======== DATA FOR THIS EXERCISE

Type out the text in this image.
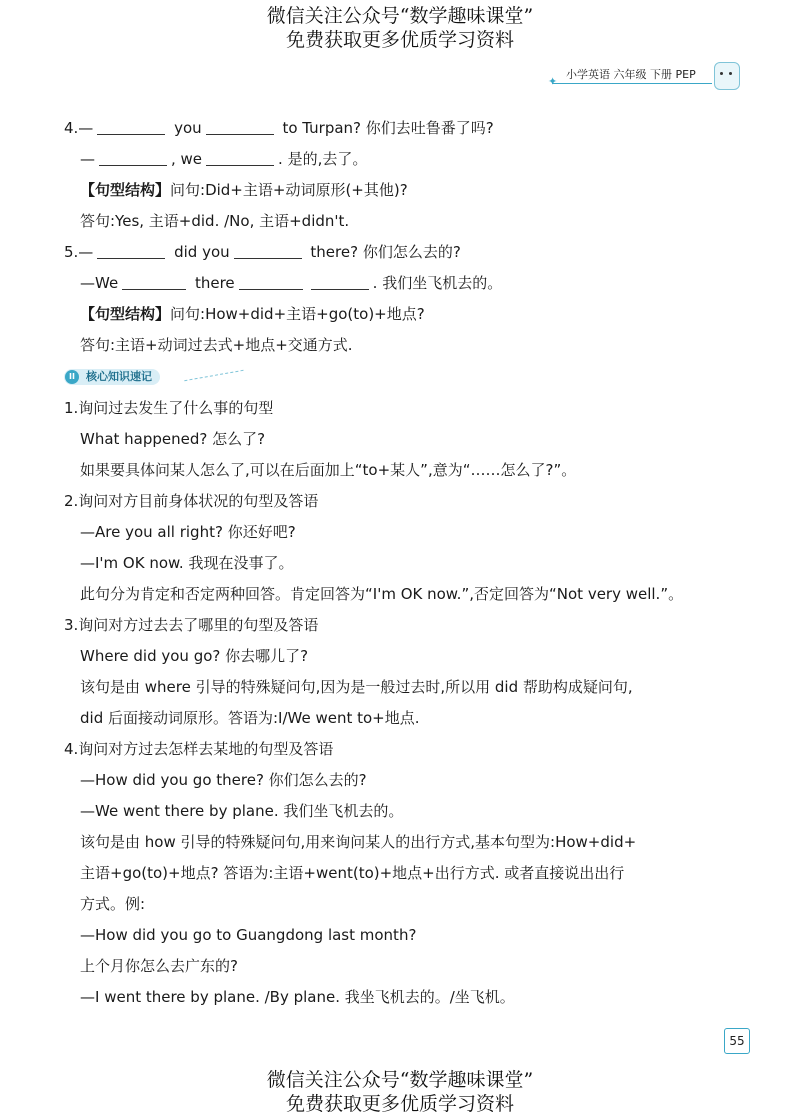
微信关注公众号“数学趣味课堂”
免费获取更多优质学习资料
✦
小学英语 六年级 下册 PEP
4.—	you	to Turpan? 你们去吐鲁番了吗?
—	, we	. 是的,去了。
【句型结构】问句:Did+主语+动词原形(+其他)?
答句:Yes, 主语+did. /No, 主语+didn't.
5.—	did you	there? 你们怎么去的?
—We	there	. 我们坐飞机去的。
【句型结构】问句:How+did+主语+go(to)+地点?
答句:主语+动词过去式+地点+交通方式.
II	核心知识速记
1.询问过去发生了什么事的句型
What happened? 怎么了?
如果要具体问某人怎么了,可以在后面加上“to+某人”,意为“……怎么了?”。
2.询问对方目前身体状况的句型及答语
—Are you all right? 你还好吧?
—I'm OK now. 我现在没事了。
此句分为肯定和否定两种回答。肯定回答为“I'm OK now.”,否定回答为“Not very well.”。
3.询问对方过去去了哪里的句型及答语
Where did you go? 你去哪儿了?
该句是由 where 引导的特殊疑问句,因为是一般过去时,所以用 did 帮助构成疑问句,
did 后面接动词原形。答语为:I/We went to+地点.
4.询问对方过去怎样去某地的句型及答语
—How did you go there? 你们怎么去的?
—We went there by plane. 我们坐飞机去的。
该句是由 how 引导的特殊疑问句,用来询问某人的出行方式,基本句型为:How+did+
主语+go(to)+地点? 答语为:主语+went(to)+地点+出行方式. 或者直接说出出行
方式。例:
—How did you go to Guangdong last month?
上个月你怎么去广东的?
—I went there by plane. /By plane. 我坐飞机去的。/坐飞机。
55
微信关注公众号“数学趣味课堂”
免费获取更多优质学习资料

================

▸ YOUR INSTRUCTIONS
Give an exact reproduction of every line, leaving out any picture.

▸ FULL RESPONSE
Type out the text in this image.
微信关注公众号“数学趣味课堂”
免费获取更多优质学习资料
✦
小学英语 六年级 下册 PEP
4.—	you	to Turpan? 你们去吐鲁番了吗?
—	, we	. 是的,去了。
【句型结构】问句:Did+主语+动词原形(+其他)?
答句:Yes, 主语+did. /No, 主语+didn't.
5.—	did you	there? 你们怎么去的?
—We	there	. 我们坐飞机去的。
【句型结构】问句:How+did+主语+go(to)+地点?
答句:主语+动词过去式+地点+交通方式.
II	核心知识速记
1.询问过去发生了什么事的句型
What happened? 怎么了?
如果要具体问某人怎么了,可以在后面加上“to+某人”,意为“……怎么了?”。
2.询问对方目前身体状况的句型及答语
—Are you all right? 你还好吧?
—I'm OK now. 我现在没事了。
此句分为肯定和否定两种回答。肯定回答为“I'm OK now.”,否定回答为“Not very well.”。
3.询问对方过去去了哪里的句型及答语
Where did you go? 你去哪儿了?
该句是由 where 引导的特殊疑问句,因为是一般过去时,所以用 did 帮助构成疑问句,
did 后面接动词原形。答语为:I/We went to+地点.
4.询问对方过去怎样去某地的句型及答语
—How did you go there? 你们怎么去的?
—We went there by plane. 我们坐飞机去的。
该句是由 how 引导的特殊疑问句,用来询问某人的出行方式,基本句型为:How+did+
主语+go(to)+地点? 答语为:主语+went(to)+地点+出行方式. 或者直接说出出行
方式。例:
—How did you go to Guangdong last month?
上个月你怎么去广东的?
—I went there by plane. /By plane. 我坐飞机去的。/坐飞机。
55
微信关注公众号“数学趣味课堂”
免费获取更多优质学习资料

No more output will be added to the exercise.